--- start Provided material ---
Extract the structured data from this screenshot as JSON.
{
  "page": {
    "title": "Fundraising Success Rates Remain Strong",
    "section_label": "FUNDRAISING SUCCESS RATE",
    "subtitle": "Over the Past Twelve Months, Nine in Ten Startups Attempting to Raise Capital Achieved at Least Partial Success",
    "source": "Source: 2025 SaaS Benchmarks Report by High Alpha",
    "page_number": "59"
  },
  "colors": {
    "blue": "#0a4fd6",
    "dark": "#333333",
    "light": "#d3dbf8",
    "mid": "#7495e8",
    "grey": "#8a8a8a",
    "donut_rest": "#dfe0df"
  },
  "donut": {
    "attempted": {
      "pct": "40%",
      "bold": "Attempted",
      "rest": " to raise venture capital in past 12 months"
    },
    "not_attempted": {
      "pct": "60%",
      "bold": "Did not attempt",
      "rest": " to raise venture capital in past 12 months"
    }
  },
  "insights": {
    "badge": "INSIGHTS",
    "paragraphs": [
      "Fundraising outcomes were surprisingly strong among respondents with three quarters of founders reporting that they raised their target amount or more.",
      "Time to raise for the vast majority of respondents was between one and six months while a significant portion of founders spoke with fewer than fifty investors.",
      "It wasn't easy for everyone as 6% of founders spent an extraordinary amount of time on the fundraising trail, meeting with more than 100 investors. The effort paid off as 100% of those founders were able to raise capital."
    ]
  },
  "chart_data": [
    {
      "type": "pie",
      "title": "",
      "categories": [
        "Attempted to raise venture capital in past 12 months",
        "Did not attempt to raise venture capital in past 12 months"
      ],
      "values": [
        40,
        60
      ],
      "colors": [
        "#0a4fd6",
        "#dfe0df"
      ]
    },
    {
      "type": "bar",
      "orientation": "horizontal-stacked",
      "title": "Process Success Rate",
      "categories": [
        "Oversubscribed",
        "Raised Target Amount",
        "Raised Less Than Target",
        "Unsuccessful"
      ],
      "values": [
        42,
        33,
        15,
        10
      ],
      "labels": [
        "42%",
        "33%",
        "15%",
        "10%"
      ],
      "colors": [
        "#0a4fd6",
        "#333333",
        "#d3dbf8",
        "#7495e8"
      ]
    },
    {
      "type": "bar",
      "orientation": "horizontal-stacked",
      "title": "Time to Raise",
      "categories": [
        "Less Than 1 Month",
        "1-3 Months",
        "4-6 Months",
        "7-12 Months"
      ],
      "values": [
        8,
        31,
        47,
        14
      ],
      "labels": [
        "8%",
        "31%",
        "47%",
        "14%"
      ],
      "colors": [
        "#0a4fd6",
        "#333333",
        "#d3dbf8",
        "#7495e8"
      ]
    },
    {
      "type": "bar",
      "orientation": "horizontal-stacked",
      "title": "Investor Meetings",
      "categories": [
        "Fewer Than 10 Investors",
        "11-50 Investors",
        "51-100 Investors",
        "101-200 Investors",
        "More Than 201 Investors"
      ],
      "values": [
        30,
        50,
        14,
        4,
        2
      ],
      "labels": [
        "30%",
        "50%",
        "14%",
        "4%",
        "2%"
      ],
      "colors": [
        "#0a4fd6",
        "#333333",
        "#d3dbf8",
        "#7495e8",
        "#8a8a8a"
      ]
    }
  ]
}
--- end Provided material ---
● **Problem to work on**: Every record above should be copied exactly.

● **Solution**:
Extract the structured data from this screenshot as JSON.
{
  "page": {
    "title": "Fundraising Success Rates Remain Strong",
    "section_label": "FUNDRAISING SUCCESS RATE",
    "subtitle": "Over the Past Twelve Months, Nine in Ten Startups Attempting to Raise Capital Achieved at Least Partial Success",
    "source": "Source: 2025 SaaS Benchmarks Report by High Alpha",
    "page_number": "59"
  },
  "colors": {
    "blue": "#0a4fd6",
    "dark": "#333333",
    "light": "#d3dbf8",
    "mid": "#7495e8",
    "grey": "#8a8a8a",
    "donut_rest": "#dfe0df"
  },
  "donut": {
    "attempted": {
      "pct": "40%",
      "bold": "Attempted",
      "rest": " to raise venture capital in past 12 months"
    },
    "not_attempted": {
      "pct": "60%",
      "bold": "Did not attempt",
      "rest": " to raise venture capital in past 12 months"
    }
  },
  "insights": {
    "badge": "INSIGHTS",
    "paragraphs": [
      "Fundraising outcomes were surprisingly strong among respondents with three quarters of founders reporting that they raised their target amount or more.",
      "Time to raise for the vast majority of respondents was between one and six months while a significant portion of founders spoke with fewer than fifty investors.",
      "It wasn't easy for everyone as 6% of founders spent an extraordinary amount of time on the fundraising trail, meeting with more than 100 investors. The effort paid off as 100% of those founders were able to raise capital."
    ]
  },
  "chart_data": [
    {
      "type": "pie",
      "title": "",
      "categories": [
        "Attempted to raise venture capital in past 12 months",
        "Did not attempt to raise venture capital in past 12 months"
      ],
      "values": [
        40,
        60
      ],
      "colors": [
        "#0a4fd6",
        "#dfe0df"
      ]
    },
    {
      "type": "bar",
      "orientation": "horizontal-stacked",
      "title": "Process Success Rate",
      "categories": [
        "Oversubscribed",
        "Raised Target Amount",
        "Raised Less Than Target",
        "Unsuccessful"
      ],
      "values": [
        42,
        33,
        15,
        10
      ],
      "labels": [
        "42%",
        "33%",
        "15%",
        "10%"
      ],
      "colors": [
        "#0a4fd6",
        "#333333",
        "#d3dbf8",
        "#7495e8"
      ]
    },
    {
      "type": "bar",
      "orientation": "horizontal-stacked",
      "title": "Time to Raise",
      "categories": [
        "Less Than 1 Month",
        "1-3 Months",
        "4-6 Months",
        "7-12 Months"
      ],
      "values": [
        8,
        31,
        47,
        14
      ],
      "labels": [
        "8%",
        "31%",
        "47%",
        "14%"
      ],
      "colors": [
        "#0a4fd6",
        "#333333",
        "#d3dbf8",
        "#7495e8"
      ]
    },
    {
      "type": "bar",
      "orientation": "horizontal-stacked",
      "title": "Investor Meetings",
      "categories": [
        "Fewer Than 10 Investors",
        "11-50 Investors",
        "51-100 Investors",
        "101-200 Investors",
        "More Than 201 Investors"
      ],
      "values": [
        30,
        50,
        14,
        4,
        2
      ],
      "labels": [
        "30%",
        "50%",
        "14%",
        "4%",
        "2%"
      ],
      "colors": [
        "#0a4fd6",
        "#333333",
        "#d3dbf8",
        "#7495e8",
        "#8a8a8a"
      ]
    }
  ]
}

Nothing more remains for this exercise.